> [Data lines]:
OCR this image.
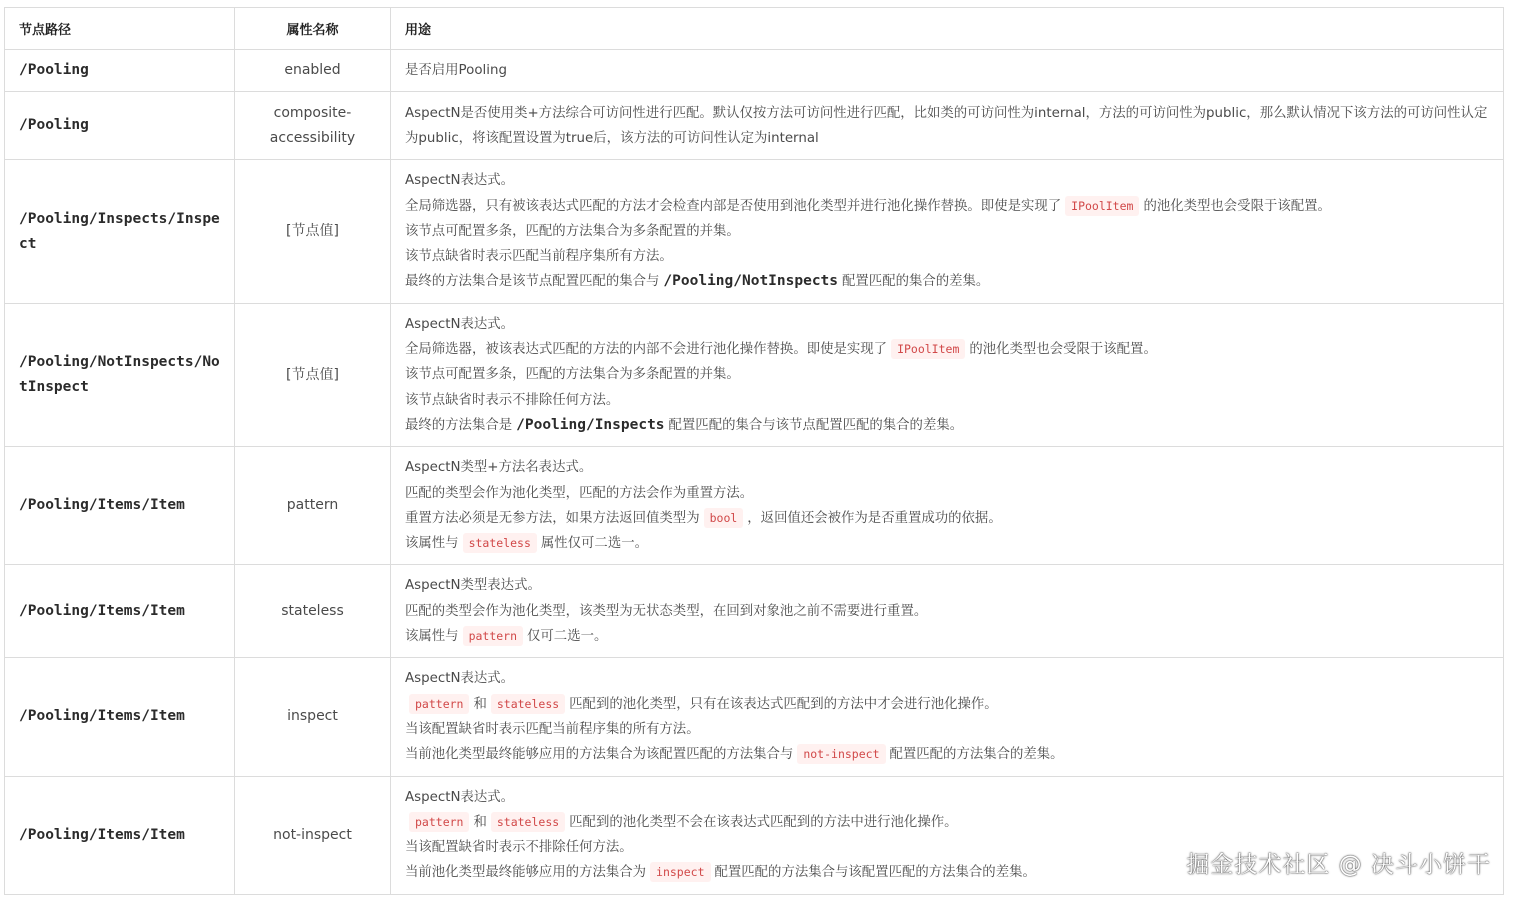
节点路径	属性名称	用途
/Pooling	enabled	是否启用Pooling

/Pooling	composite-accessibility	AspectN是否使用类+方法综合可访问性进行匹配。默认仅按方法可访问性进行匹配，比如类的可访问性为internal，方法的可访问性为public，那么默认情况下该方法的可访问性认定为public，将该配置设置为true后，该方法的可访问性认定为internal

/Pooling/Inspects/Inspect	[节点值]	AspectN表达式。
全局筛选器，只有被该表达式匹配的方法才会检查内部是否使用到池化类型并进行池化操作替换。即使是实现了 IPoolItem 的池化类型也会受限于该配置。
该节点可配置多条，匹配的方法集合为多条配置的并集。
该节点缺省时表示匹配当前程序集所有方法。
最终的方法集合是该节点配置匹配的集合与 /Pooling/NotInspects 配置匹配的集合的差集。

/Pooling/NotInspects/NotInspect	[节点值]	AspectN表达式。
全局筛选器，被该表达式匹配的方法的内部不会进行池化操作替换。即使是实现了 IPoolItem 的池化类型也会受限于该配置。
该节点可配置多条，匹配的方法集合为多条配置的并集。
该节点缺省时表示不排除任何方法。
最终的方法集合是 /Pooling/Inspects 配置匹配的集合与该节点配置匹配的集合的差集。

/Pooling/Items/Item	pattern	AspectN类型+方法名表达式。
匹配的类型会作为池化类型，匹配的方法会作为重置方法。
重置方法必须是无参方法，如果方法返回值类型为 bool ，返回值还会被作为是否重置成功的依据。
该属性与 stateless 属性仅可二选一。

/Pooling/Items/Item	stateless	AspectN类型表达式。
匹配的类型会作为池化类型，该类型为无状态类型，在回到对象池之前不需要进行重置。
该属性与 pattern 仅可二选一。

/Pooling/Items/Item	inspect	AspectN表达式。
pattern 和 stateless 匹配到的池化类型，只有在该表达式匹配到的方法中才会进行池化操作。
当该配置缺省时表示匹配当前程序集的所有方法。
当前池化类型最终能够应用的方法集合为该配置匹配的方法集合与 not-inspect 配置匹配的方法集合的差集。

/Pooling/Items/Item	not-inspect	AspectN表达式。
pattern 和 stateless 匹配到的池化类型不会在该表达式匹配到的方法中进行池化操作。
当该配置缺省时表示不排除任何方法。
当前池化类型最终能够应用的方法集合为 inspect 配置匹配的方法集合与该配置匹配的方法集合的差集。	掘金技术社区 @ 决斗小饼干
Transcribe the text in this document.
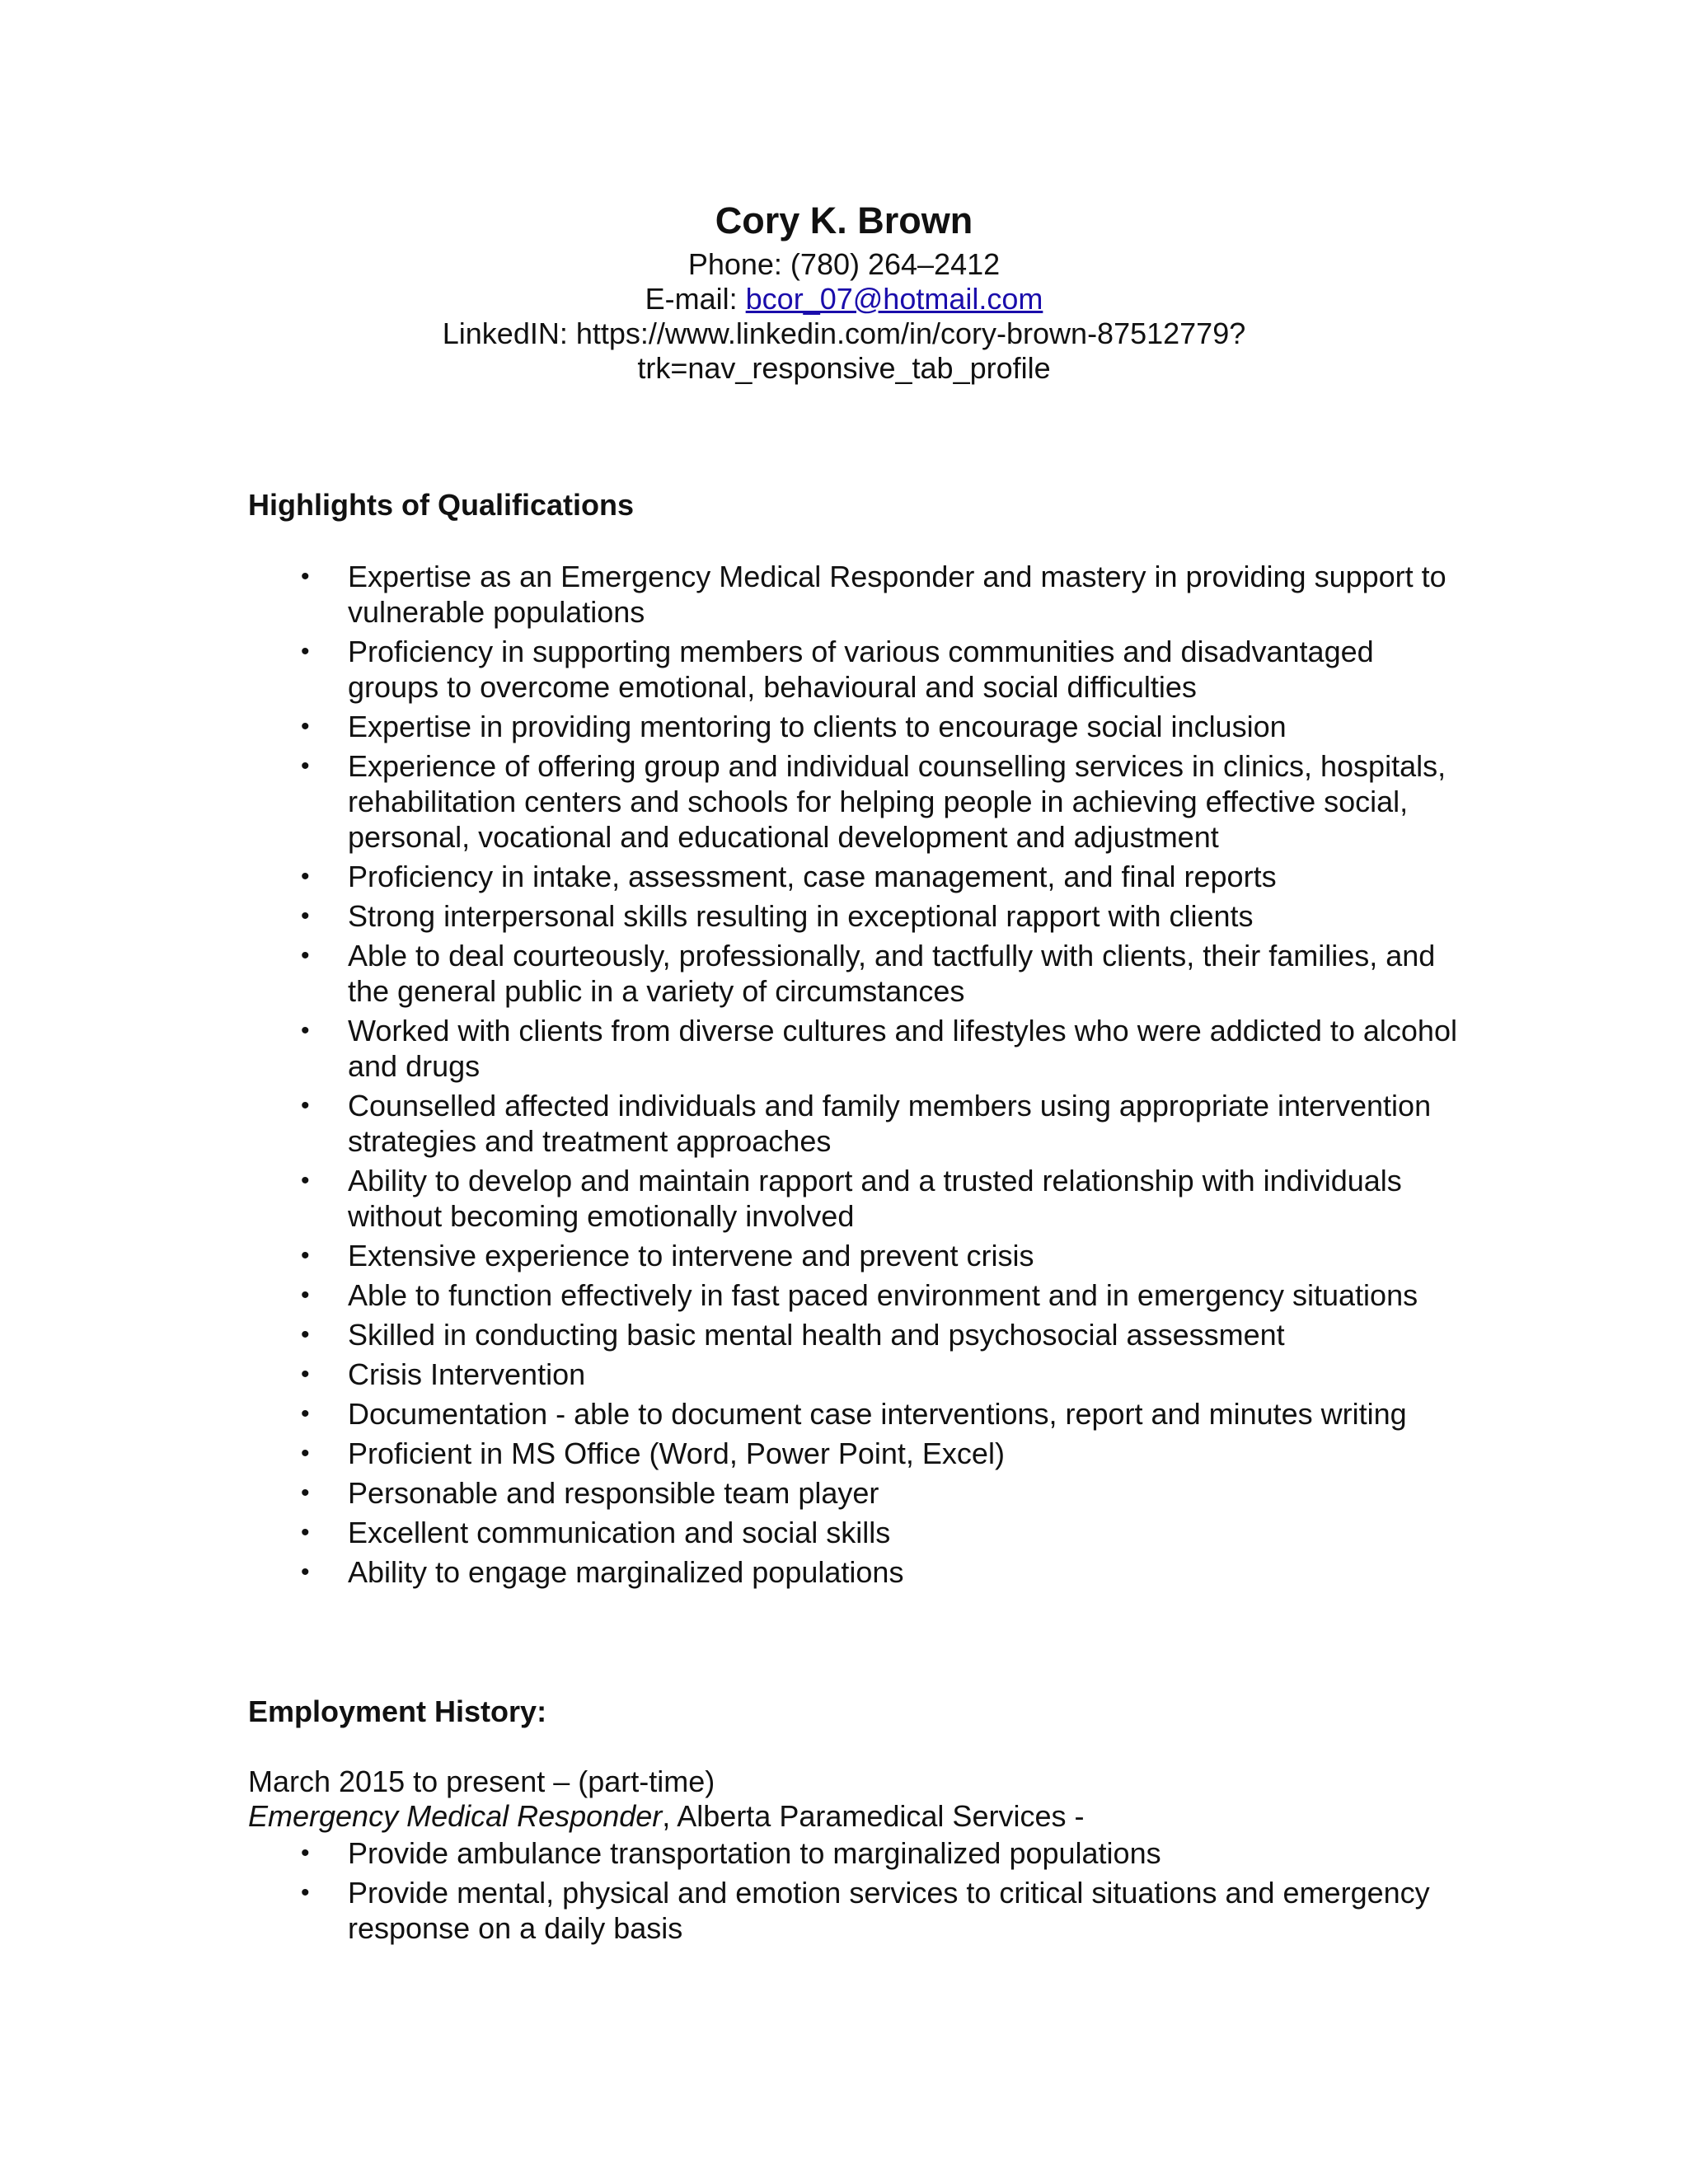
Cory K. Brown
Phone: (780) 264–2412
E-mail: bcor_07@hotmail.com
LinkedIN: https://www.linkedin.com/in/cory-brown-87512779?
trk=nav_responsive_tab_profile
Highlights of Qualifications
• Expertise as an Emergency Medical Responder and mastery in providing support to vulnerable populations
• Proficiency in supporting members of various communities and disadvantaged groups to overcome emotional, behavioural and social difficulties
• Expertise in providing mentoring to clients to encourage social inclusion
• Experience of offering group and individual counselling services in clinics, hospitals, rehabilitation centers and schools for helping people in achieving effective social, personal, vocational and educational development and adjustment
• Proficiency in intake, assessment, case management, and final reports
• Strong interpersonal skills resulting in exceptional rapport with clients
• Able to deal courteously, professionally, and tactfully with clients, their families, and the general public in a variety of circumstances
• Worked with clients from diverse cultures and lifestyles who were addicted to alcohol and drugs
• Counselled affected individuals and family members using appropriate intervention strategies and treatment approaches
• Ability to develop and maintain rapport and a trusted relationship with individuals without becoming emotionally involved
• Extensive experience to intervene and prevent crisis
• Able to function effectively in fast paced environment and in emergency situations
• Skilled in conducting basic mental health and psychosocial assessment
• Crisis Intervention
• Documentation - able to document case interventions, report and minutes writing
• Proficient in MS Office (Word, Power Point, Excel)
• Personable and responsible team player
• Excellent communication and social skills
• Ability to engage marginalized populations
Employment History:
March 2015 to present – (part-time)
Emergency Medical Responder, Alberta Paramedical Services -
• Provide ambulance transportation to marginalized populations
• Provide mental, physical and emotion services to critical situations and emergency response on a daily basis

> [Exercise]: Make a verbatim copy of all the entries and strip out the pictures.

> [Task result]:
OCR this image.
节点路径	属性名称	用途
/Pooling	enabled	是否启用Pooling

/Pooling	composite-accessibility	AspectN是否使用类+方法综合可访问性进行匹配。默认仅按方法可访问性进行匹配，比如类的可访问性为internal，方法的可访问性为public，那么默认情况下该方法的可访问性认定为public，将该配置设置为true后，该方法的可访问性认定为internal

/Pooling/Inspects/Inspect	[节点值]	AspectN表达式。
全局筛选器，只有被该表达式匹配的方法才会检查内部是否使用到池化类型并进行池化操作替换。即使是实现了 IPoolItem 的池化类型也会受限于该配置。
该节点可配置多条，匹配的方法集合为多条配置的并集。
该节点缺省时表示匹配当前程序集所有方法。
最终的方法集合是该节点配置匹配的集合与 /Pooling/NotInspects 配置匹配的集合的差集。

/Pooling/NotInspects/NotInspect	[节点值]	AspectN表达式。
全局筛选器，被该表达式匹配的方法的内部不会进行池化操作替换。即使是实现了 IPoolItem 的池化类型也会受限于该配置。
该节点可配置多条，匹配的方法集合为多条配置的并集。
该节点缺省时表示不排除任何方法。
最终的方法集合是 /Pooling/Inspects 配置匹配的集合与该节点配置匹配的集合的差集。

/Pooling/Items/Item	pattern	AspectN类型+方法名表达式。
匹配的类型会作为池化类型，匹配的方法会作为重置方法。
重置方法必须是无参方法，如果方法返回值类型为 bool ，返回值还会被作为是否重置成功的依据。
该属性与 stateless 属性仅可二选一。

/Pooling/Items/Item	stateless	AspectN类型表达式。
匹配的类型会作为池化类型，该类型为无状态类型，在回到对象池之前不需要进行重置。
该属性与 pattern 仅可二选一。

/Pooling/Items/Item	inspect	AspectN表达式。
pattern 和 stateless 匹配到的池化类型，只有在该表达式匹配到的方法中才会进行池化操作。
当该配置缺省时表示匹配当前程序集的所有方法。
当前池化类型最终能够应用的方法集合为该配置匹配的方法集合与 not-inspect 配置匹配的方法集合的差集。

/Pooling/Items/Item	not-inspect	AspectN表达式。
pattern 和 stateless 匹配到的池化类型不会在该表达式匹配到的方法中进行池化操作。
当该配置缺省时表示不排除任何方法。
当前池化类型最终能够应用的方法集合为 inspect 配置匹配的方法集合与该配置匹配的方法集合的差集。	掘金技术社区 @ 决斗小饼干
Transcribe the text in this document.
Cory K. Brown
Phone: (780) 264–2412
E-mail: bcor_07@hotmail.com
LinkedIN: https://www.linkedin.com/in/cory-brown-87512779?
trk=nav_responsive_tab_profile
Highlights of Qualifications
• Expertise as an Emergency Medical Responder and mastery in providing support to vulnerable populations
• Proficiency in supporting members of various communities and disadvantaged groups to overcome emotional, behavioural and social difficulties
• Expertise in providing mentoring to clients to encourage social inclusion
• Experience of offering group and individual counselling services in clinics, hospitals, rehabilitation centers and schools for helping people in achieving effective social, personal, vocational and educational development and adjustment
• Proficiency in intake, assessment, case management, and final reports
• Strong interpersonal skills resulting in exceptional rapport with clients
• Able to deal courteously, professionally, and tactfully with clients, their families, and the general public in a variety of circumstances
• Worked with clients from diverse cultures and lifestyles who were addicted to alcohol and drugs
• Counselled affected individuals and family members using appropriate intervention strategies and treatment approaches
• Ability to develop and maintain rapport and a trusted relationship with individuals without becoming emotionally involved
• Extensive experience to intervene and prevent crisis
• Able to function effectively in fast paced environment and in emergency situations
• Skilled in conducting basic mental health and psychosocial assessment
• Crisis Intervention
• Documentation - able to document case interventions, report and minutes writing
• Proficient in MS Office (Word, Power Point, Excel)
• Personable and responsible team player
• Excellent communication and social skills
• Ability to engage marginalized populations
Employment History:
March 2015 to present – (part-time)
Emergency Medical Responder, Alberta Paramedical Services -
• Provide ambulance transportation to marginalized populations
• Provide mental, physical and emotion services to critical situations and emergency response on a daily basis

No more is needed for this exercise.